PROBLEM DESCRIPTION
Scan each line of the records for the word "chillies" and extract the ones that have it.

■ ■ ■

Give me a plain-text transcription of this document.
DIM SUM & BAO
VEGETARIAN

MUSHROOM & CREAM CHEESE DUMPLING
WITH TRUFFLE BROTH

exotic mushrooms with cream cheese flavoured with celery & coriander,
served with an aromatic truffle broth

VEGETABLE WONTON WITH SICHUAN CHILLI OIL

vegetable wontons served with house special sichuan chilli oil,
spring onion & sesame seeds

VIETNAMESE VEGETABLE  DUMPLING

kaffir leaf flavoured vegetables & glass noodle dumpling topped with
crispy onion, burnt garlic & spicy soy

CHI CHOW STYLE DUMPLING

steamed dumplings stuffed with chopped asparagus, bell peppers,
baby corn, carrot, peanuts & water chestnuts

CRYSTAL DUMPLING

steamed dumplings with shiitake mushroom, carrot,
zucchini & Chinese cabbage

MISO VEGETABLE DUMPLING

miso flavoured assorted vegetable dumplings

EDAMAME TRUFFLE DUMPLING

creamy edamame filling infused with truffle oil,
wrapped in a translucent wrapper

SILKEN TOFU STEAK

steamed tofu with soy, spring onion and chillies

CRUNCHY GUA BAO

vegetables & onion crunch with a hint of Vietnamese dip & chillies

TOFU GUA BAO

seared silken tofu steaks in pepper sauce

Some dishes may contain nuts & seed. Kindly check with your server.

■ ■ ■

CORRECT RESULT
steamed tofu with soy, spring onion and chillies
vegetables & onion crunch with a hint of Vietnamese dip & chillies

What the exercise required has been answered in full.